┏━━

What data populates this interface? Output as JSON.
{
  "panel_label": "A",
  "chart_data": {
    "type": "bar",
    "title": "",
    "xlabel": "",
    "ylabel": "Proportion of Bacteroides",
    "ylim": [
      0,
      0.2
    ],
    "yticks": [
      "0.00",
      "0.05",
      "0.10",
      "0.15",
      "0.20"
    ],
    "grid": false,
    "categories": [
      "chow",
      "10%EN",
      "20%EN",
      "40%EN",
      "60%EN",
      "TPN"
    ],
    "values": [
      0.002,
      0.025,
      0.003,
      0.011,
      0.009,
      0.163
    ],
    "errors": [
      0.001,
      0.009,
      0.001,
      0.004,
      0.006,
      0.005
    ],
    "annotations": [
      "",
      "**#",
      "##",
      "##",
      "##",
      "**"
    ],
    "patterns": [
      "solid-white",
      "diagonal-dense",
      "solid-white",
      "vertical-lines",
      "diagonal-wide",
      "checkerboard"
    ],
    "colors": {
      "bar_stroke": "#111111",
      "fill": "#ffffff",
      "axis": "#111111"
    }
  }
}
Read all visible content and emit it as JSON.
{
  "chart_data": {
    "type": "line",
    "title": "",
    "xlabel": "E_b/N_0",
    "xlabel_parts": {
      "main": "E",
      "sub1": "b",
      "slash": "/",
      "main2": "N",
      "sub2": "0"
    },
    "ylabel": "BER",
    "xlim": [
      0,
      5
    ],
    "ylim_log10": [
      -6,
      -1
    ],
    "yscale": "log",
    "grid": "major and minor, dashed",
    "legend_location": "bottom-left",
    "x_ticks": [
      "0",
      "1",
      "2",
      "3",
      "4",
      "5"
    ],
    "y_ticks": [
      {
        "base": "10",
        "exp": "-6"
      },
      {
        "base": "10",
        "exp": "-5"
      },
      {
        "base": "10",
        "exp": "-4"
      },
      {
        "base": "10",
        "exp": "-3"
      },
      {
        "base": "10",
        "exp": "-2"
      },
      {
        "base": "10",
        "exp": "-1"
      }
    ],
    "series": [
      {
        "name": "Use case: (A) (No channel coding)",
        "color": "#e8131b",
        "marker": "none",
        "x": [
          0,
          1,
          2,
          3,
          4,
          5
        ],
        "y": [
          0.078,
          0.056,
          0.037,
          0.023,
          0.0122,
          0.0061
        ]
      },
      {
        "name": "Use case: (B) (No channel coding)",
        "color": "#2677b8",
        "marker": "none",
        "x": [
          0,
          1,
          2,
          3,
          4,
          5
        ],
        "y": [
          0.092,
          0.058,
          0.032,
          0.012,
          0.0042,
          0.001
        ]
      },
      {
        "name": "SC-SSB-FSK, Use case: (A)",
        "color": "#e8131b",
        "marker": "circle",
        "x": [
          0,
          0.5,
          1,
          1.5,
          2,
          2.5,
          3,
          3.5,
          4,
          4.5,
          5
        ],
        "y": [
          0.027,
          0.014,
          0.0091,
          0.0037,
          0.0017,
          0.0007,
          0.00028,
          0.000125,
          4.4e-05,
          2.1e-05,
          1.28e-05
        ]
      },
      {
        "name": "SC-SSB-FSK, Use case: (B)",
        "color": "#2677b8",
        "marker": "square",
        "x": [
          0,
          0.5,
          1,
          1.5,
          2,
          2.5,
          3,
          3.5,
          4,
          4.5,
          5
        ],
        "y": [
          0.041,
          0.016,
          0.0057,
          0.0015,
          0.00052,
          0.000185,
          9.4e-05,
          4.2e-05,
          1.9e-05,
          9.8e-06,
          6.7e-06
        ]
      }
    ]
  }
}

┗━━
┏━━

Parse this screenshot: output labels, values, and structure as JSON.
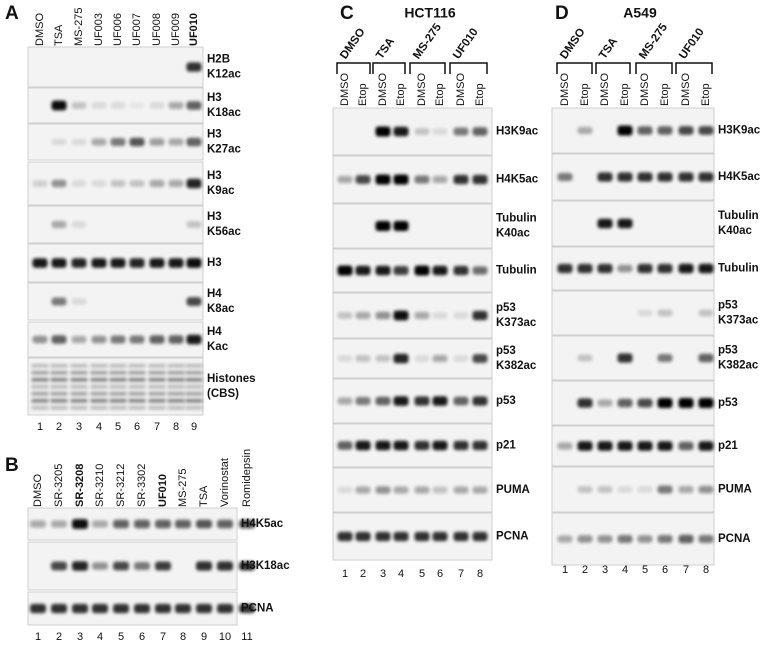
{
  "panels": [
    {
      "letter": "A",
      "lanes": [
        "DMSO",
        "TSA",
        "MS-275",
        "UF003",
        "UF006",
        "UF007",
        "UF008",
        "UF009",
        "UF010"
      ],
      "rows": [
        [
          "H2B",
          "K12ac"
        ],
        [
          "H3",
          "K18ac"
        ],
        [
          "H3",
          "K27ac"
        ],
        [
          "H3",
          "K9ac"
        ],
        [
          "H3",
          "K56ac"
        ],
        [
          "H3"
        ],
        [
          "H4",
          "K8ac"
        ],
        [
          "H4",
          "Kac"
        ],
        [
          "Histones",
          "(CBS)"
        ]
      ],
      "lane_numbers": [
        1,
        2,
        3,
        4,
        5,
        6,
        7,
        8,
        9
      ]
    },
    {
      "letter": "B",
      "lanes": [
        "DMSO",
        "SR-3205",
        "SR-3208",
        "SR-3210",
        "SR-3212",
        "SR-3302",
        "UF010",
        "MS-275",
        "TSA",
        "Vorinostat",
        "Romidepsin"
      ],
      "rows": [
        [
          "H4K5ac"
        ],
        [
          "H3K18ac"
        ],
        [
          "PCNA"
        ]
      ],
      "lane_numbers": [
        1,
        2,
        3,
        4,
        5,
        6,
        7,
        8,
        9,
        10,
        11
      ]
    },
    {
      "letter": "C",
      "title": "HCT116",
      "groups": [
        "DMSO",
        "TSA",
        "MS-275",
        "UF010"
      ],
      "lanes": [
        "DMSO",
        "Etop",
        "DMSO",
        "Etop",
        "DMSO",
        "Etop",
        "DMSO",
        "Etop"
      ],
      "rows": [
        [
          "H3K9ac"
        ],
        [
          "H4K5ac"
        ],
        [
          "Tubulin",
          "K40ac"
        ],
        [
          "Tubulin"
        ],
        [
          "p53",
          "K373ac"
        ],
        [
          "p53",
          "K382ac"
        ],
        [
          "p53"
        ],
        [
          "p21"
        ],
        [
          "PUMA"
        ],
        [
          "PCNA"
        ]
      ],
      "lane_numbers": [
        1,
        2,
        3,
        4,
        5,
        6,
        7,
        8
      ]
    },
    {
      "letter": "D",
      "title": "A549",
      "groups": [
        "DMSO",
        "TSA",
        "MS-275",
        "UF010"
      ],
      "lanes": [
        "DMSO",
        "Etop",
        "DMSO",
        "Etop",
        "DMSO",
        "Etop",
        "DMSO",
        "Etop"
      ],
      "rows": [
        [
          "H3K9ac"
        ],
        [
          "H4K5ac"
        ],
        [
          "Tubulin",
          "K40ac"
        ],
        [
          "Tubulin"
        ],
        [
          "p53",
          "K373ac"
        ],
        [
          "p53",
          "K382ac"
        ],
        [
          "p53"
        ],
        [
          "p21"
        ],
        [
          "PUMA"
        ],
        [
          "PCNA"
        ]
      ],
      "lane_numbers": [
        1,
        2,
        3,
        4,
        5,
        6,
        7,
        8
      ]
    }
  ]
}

┗━━
┏━━

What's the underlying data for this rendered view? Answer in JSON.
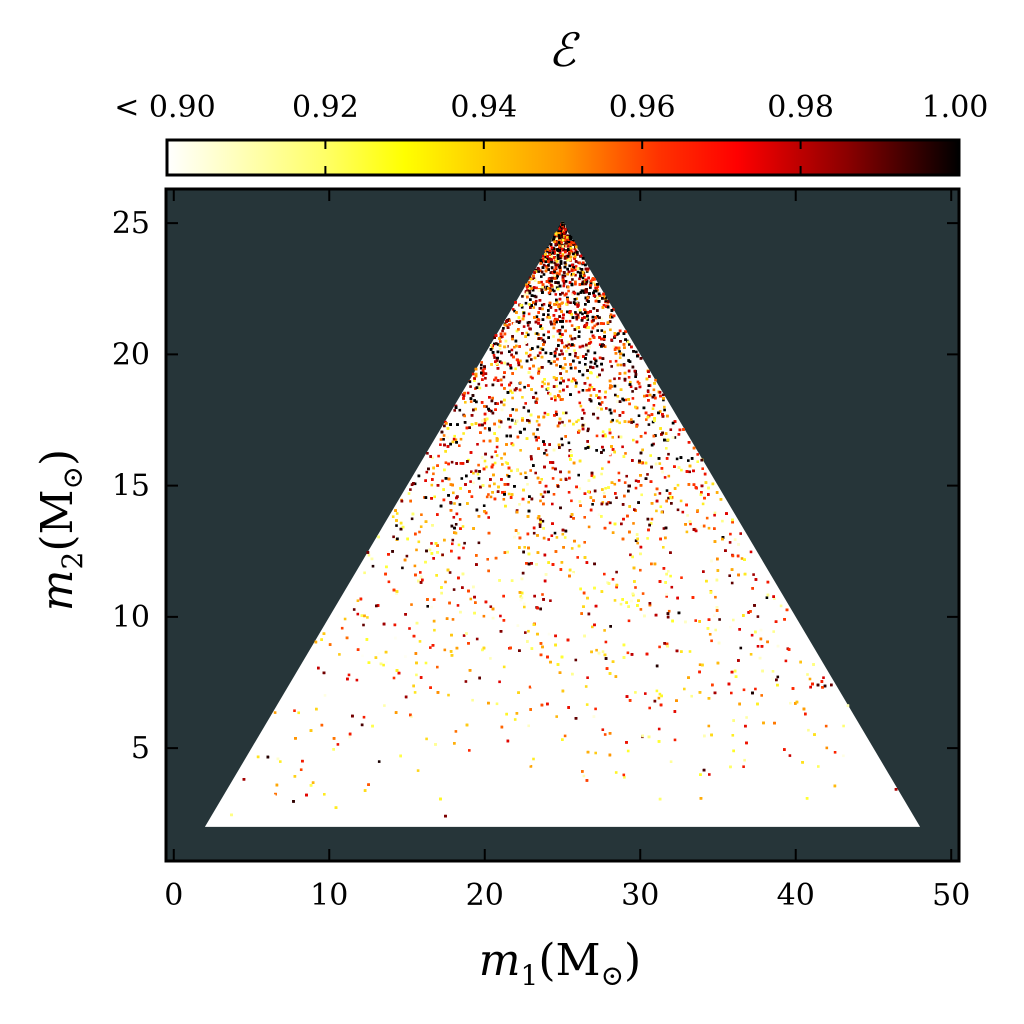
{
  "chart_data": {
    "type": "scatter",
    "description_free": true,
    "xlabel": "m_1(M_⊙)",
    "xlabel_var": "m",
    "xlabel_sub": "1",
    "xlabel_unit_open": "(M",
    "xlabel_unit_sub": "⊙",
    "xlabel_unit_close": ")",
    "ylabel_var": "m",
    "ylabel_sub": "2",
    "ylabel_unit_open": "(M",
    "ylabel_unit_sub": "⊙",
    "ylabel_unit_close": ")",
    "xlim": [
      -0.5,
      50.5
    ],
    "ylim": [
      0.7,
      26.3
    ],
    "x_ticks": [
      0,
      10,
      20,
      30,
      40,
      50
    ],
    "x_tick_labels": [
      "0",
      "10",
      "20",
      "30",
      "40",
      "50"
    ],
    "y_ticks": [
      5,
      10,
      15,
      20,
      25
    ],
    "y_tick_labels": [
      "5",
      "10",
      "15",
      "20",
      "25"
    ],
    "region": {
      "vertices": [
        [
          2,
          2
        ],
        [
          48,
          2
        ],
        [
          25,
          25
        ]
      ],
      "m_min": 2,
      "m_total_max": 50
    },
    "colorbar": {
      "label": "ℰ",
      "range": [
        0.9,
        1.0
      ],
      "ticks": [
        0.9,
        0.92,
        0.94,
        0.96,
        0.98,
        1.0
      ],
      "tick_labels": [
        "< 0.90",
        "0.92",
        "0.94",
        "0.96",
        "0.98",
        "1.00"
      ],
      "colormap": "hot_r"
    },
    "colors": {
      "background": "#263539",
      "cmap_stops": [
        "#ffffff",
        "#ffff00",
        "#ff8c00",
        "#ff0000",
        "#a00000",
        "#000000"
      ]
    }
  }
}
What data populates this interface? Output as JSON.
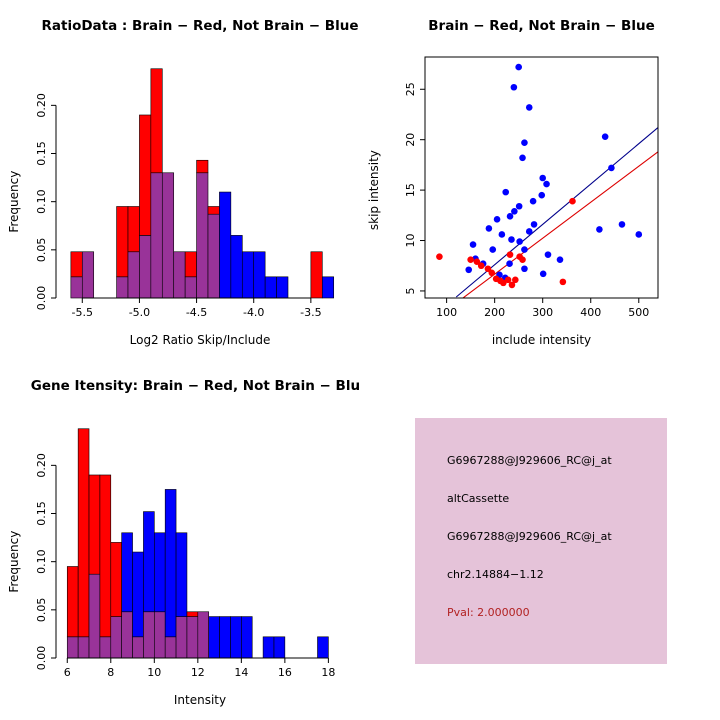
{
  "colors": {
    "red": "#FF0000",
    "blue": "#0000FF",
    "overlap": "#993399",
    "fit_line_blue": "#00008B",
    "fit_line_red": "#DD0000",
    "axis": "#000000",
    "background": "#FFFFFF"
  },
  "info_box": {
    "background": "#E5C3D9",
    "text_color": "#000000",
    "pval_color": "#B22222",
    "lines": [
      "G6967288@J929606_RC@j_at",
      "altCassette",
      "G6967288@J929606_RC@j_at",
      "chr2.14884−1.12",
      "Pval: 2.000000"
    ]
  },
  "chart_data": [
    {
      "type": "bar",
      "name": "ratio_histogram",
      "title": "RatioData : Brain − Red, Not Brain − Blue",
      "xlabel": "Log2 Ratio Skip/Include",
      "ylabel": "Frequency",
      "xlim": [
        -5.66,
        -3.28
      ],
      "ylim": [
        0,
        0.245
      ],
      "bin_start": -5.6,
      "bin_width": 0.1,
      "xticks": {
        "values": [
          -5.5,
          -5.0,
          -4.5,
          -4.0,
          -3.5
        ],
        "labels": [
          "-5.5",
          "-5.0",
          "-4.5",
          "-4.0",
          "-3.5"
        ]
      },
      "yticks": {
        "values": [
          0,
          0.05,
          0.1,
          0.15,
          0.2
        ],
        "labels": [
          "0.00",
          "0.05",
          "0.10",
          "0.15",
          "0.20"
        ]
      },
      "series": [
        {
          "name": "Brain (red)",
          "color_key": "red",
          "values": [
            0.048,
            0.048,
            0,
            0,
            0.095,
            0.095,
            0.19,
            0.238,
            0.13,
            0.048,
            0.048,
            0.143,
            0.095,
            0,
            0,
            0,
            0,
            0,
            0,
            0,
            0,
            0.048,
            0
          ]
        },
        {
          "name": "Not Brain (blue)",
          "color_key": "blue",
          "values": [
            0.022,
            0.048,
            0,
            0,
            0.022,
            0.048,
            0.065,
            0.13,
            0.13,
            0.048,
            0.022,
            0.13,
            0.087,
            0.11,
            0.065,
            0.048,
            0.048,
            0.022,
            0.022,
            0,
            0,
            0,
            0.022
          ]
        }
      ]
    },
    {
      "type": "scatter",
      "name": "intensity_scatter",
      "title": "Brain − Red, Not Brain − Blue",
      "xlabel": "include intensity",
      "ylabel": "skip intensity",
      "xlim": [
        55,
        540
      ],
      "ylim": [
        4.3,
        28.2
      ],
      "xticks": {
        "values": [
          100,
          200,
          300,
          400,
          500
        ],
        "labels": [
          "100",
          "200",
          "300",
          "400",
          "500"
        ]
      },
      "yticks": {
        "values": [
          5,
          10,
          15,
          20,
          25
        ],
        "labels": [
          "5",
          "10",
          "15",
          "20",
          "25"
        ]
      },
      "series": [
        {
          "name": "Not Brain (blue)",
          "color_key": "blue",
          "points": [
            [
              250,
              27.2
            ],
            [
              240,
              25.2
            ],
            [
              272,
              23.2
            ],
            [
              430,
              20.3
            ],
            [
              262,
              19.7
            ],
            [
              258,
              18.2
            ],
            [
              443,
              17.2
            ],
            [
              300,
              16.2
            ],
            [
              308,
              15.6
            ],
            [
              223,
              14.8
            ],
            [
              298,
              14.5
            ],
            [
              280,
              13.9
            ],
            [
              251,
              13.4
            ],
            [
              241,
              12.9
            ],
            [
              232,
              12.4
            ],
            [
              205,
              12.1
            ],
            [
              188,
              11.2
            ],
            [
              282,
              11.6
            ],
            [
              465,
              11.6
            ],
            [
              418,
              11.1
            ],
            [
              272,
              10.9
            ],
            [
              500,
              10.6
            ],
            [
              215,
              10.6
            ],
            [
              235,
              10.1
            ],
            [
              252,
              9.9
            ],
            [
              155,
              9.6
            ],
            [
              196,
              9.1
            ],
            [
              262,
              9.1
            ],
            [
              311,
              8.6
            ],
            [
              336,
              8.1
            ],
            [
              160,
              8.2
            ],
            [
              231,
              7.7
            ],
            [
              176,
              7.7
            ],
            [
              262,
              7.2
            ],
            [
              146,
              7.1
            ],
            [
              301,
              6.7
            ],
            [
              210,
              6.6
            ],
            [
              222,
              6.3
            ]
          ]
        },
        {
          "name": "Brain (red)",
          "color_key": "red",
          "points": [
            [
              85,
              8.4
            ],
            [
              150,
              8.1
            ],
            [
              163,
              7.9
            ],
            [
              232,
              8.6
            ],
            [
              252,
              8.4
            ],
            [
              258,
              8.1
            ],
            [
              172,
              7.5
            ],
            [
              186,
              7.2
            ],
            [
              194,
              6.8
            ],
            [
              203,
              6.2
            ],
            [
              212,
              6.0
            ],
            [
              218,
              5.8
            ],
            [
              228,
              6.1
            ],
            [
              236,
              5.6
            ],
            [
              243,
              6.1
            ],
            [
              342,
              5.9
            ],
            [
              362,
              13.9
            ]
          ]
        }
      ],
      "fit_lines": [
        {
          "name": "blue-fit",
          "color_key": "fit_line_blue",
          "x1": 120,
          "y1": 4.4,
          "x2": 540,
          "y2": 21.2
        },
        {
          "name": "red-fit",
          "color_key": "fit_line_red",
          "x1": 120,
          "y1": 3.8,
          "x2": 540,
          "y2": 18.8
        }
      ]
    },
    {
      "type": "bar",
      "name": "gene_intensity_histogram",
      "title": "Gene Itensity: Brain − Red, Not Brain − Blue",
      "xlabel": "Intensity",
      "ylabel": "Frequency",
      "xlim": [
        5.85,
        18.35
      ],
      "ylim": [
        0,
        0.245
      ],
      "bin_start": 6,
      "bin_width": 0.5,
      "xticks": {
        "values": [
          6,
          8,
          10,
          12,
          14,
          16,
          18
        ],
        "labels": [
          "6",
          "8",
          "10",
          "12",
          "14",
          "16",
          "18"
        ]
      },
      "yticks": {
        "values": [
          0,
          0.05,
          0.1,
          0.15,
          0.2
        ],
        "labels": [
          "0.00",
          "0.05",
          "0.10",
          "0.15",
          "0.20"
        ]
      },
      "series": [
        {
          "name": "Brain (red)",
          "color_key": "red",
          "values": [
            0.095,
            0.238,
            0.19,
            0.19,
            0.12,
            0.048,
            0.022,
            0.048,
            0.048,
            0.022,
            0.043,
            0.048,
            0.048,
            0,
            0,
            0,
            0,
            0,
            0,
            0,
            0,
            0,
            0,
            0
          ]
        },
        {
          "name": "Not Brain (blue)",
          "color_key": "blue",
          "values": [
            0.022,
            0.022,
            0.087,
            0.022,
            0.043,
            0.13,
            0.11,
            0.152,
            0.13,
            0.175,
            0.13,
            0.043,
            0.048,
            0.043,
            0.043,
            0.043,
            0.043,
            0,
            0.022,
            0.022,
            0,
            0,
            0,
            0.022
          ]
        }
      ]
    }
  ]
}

┗━━

▸ **WHAT YOU WILL DO**
Across the entries above, how many lines contain "background"? Provide only the count.

▸ **EXERCISE OUTPUT**
3